■ Instructions to follow
What follows is a listing. Return every line of it exactly.
══════
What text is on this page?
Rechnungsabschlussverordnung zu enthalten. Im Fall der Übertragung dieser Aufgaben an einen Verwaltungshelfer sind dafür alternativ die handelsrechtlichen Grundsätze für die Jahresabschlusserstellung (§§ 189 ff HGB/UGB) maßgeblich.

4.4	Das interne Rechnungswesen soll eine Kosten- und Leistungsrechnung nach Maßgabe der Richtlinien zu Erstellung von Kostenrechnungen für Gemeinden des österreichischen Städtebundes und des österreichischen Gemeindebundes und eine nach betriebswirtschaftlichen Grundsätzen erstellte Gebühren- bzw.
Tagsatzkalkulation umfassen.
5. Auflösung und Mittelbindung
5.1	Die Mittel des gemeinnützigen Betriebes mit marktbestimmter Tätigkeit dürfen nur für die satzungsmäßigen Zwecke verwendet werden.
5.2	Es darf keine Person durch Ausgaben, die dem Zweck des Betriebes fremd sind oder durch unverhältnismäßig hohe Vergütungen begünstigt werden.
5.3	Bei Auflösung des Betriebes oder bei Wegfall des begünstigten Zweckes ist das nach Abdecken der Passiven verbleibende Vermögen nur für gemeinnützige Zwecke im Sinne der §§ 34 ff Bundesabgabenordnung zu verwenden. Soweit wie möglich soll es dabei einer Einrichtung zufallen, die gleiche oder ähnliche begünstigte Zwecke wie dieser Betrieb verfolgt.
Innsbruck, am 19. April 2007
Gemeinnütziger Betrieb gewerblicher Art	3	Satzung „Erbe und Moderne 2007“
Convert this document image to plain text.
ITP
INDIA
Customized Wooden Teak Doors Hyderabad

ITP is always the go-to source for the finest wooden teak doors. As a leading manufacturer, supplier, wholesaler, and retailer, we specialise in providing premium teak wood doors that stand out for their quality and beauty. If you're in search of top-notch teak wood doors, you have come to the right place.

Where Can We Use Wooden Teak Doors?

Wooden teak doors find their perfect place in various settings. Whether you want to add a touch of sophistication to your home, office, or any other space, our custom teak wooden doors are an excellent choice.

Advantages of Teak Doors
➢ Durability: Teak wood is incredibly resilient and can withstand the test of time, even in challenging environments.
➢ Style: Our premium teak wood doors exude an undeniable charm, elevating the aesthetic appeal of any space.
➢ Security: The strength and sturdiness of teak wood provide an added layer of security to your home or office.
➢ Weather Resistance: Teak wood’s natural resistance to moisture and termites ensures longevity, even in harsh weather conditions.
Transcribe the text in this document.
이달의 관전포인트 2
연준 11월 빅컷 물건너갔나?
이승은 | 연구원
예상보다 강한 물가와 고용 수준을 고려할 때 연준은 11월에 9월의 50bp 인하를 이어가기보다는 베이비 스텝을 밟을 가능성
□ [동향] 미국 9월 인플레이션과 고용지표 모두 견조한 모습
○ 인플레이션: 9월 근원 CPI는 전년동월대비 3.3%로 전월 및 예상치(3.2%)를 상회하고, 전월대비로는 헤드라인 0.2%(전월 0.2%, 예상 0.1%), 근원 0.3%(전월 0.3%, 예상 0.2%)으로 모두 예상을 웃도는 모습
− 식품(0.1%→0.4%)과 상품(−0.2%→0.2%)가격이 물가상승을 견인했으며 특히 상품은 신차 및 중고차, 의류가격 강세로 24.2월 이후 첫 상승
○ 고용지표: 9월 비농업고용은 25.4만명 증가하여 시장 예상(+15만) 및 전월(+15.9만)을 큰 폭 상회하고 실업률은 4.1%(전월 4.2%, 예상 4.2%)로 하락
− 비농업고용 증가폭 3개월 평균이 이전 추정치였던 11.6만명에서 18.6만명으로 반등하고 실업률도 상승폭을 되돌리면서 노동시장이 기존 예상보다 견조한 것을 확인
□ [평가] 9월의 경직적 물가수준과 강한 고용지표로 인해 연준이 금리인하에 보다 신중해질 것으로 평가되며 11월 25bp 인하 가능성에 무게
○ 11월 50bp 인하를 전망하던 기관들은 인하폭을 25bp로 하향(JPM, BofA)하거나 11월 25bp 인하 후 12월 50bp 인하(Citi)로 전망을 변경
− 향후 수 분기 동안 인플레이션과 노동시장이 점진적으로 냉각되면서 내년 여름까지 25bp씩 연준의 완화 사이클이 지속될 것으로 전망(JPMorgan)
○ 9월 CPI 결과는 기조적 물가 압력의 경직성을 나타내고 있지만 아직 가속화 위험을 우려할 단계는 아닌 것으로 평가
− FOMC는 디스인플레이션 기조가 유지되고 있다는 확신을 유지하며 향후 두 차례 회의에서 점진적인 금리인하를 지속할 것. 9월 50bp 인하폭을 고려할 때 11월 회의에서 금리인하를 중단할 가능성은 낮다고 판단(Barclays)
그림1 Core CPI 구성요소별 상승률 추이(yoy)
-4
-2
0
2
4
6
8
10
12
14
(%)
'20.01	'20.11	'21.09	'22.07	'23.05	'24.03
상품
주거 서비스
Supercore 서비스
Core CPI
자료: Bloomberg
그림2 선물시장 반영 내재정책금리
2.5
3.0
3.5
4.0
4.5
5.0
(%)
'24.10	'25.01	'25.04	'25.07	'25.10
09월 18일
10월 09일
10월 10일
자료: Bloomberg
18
══════
■ Response
What text is on this page?
Rechnungsabschlussverordnung zu enthalten. Im Fall der Übertragung dieser Aufgaben an einen Verwaltungshelfer sind dafür alternativ die handelsrechtlichen Grundsätze für die Jahresabschlusserstellung (§§ 189 ff HGB/UGB) maßgeblich.

4.4	Das interne Rechnungswesen soll eine Kosten- und Leistungsrechnung nach Maßgabe der Richtlinien zu Erstellung von Kostenrechnungen für Gemeinden des österreichischen Städtebundes und des österreichischen Gemeindebundes und eine nach betriebswirtschaftlichen Grundsätzen erstellte Gebühren- bzw.
Tagsatzkalkulation umfassen.
5. Auflösung und Mittelbindung
5.1	Die Mittel des gemeinnützigen Betriebes mit marktbestimmter Tätigkeit dürfen nur für die satzungsmäßigen Zwecke verwendet werden.
5.2	Es darf keine Person durch Ausgaben, die dem Zweck des Betriebes fremd sind oder durch unverhältnismäßig hohe Vergütungen begünstigt werden.
5.3	Bei Auflösung des Betriebes oder bei Wegfall des begünstigten Zweckes ist das nach Abdecken der Passiven verbleibende Vermögen nur für gemeinnützige Zwecke im Sinne der §§ 34 ff Bundesabgabenordnung zu verwenden. Soweit wie möglich soll es dabei einer Einrichtung zufallen, die gleiche oder ähnliche begünstigte Zwecke wie dieser Betrieb verfolgt.
Innsbruck, am 19. April 2007
Gemeinnütziger Betrieb gewerblicher Art	3	Satzung „Erbe und Moderne 2007“
Convert this document image to plain text.
ITP
INDIA
Customized Wooden Teak Doors Hyderabad

ITP is always the go-to source for the finest wooden teak doors. As a leading manufacturer, supplier, wholesaler, and retailer, we specialise in providing premium teak wood doors that stand out for their quality and beauty. If you're in search of top-notch teak wood doors, you have come to the right place.

Where Can We Use Wooden Teak Doors?

Wooden teak doors find their perfect place in various settings. Whether you want to add a touch of sophistication to your home, office, or any other space, our custom teak wooden doors are an excellent choice.

Advantages of Teak Doors
➢ Durability: Teak wood is incredibly resilient and can withstand the test of time, even in challenging environments.
➢ Style: Our premium teak wood doors exude an undeniable charm, elevating the aesthetic appeal of any space.
➢ Security: The strength and sturdiness of teak wood provide an added layer of security to your home or office.
➢ Weather Resistance: Teak wood’s natural resistance to moisture and termites ensures longevity, even in harsh weather conditions.
Transcribe the text in this document.
이달의 관전포인트 2
연준 11월 빅컷 물건너갔나?
이승은 | 연구원
예상보다 강한 물가와 고용 수준을 고려할 때 연준은 11월에 9월의 50bp 인하를 이어가기보다는 베이비 스텝을 밟을 가능성
□ [동향] 미국 9월 인플레이션과 고용지표 모두 견조한 모습
○ 인플레이션: 9월 근원 CPI는 전년동월대비 3.3%로 전월 및 예상치(3.2%)를 상회하고, 전월대비로는 헤드라인 0.2%(전월 0.2%, 예상 0.1%), 근원 0.3%(전월 0.3%, 예상 0.2%)으로 모두 예상을 웃도는 모습
− 식품(0.1%→0.4%)과 상품(−0.2%→0.2%)가격이 물가상승을 견인했으며 특히 상품은 신차 및 중고차, 의류가격 강세로 24.2월 이후 첫 상승
○ 고용지표: 9월 비농업고용은 25.4만명 증가하여 시장 예상(+15만) 및 전월(+15.9만)을 큰 폭 상회하고 실업률은 4.1%(전월 4.2%, 예상 4.2%)로 하락
− 비농업고용 증가폭 3개월 평균이 이전 추정치였던 11.6만명에서 18.6만명으로 반등하고 실업률도 상승폭을 되돌리면서 노동시장이 기존 예상보다 견조한 것을 확인
□ [평가] 9월의 경직적 물가수준과 강한 고용지표로 인해 연준이 금리인하에 보다 신중해질 것으로 평가되며 11월 25bp 인하 가능성에 무게
○ 11월 50bp 인하를 전망하던 기관들은 인하폭을 25bp로 하향(JPM, BofA)하거나 11월 25bp 인하 후 12월 50bp 인하(Citi)로 전망을 변경
− 향후 수 분기 동안 인플레이션과 노동시장이 점진적으로 냉각되면서 내년 여름까지 25bp씩 연준의 완화 사이클이 지속될 것으로 전망(JPMorgan)
○ 9월 CPI 결과는 기조적 물가 압력의 경직성을 나타내고 있지만 아직 가속화 위험을 우려할 단계는 아닌 것으로 평가
− FOMC는 디스인플레이션 기조가 유지되고 있다는 확신을 유지하며 향후 두 차례 회의에서 점진적인 금리인하를 지속할 것. 9월 50bp 인하폭을 고려할 때 11월 회의에서 금리인하를 중단할 가능성은 낮다고 판단(Barclays)
그림1 Core CPI 구성요소별 상승률 추이(yoy)
-4
-2
0
2
4
6
8
10
12
14
(%)
'20.01	'20.11	'21.09	'22.07	'23.05	'24.03
상품
주거 서비스
Supercore 서비스
Core CPI
자료: Bloomberg
그림2 선물시장 반영 내재정책금리
2.5
3.0
3.5
4.0
4.5
5.0
(%)
'24.10	'25.01	'25.04	'25.07	'25.10
09월 18일
10월 09일
10월 10일
자료: Bloomberg
18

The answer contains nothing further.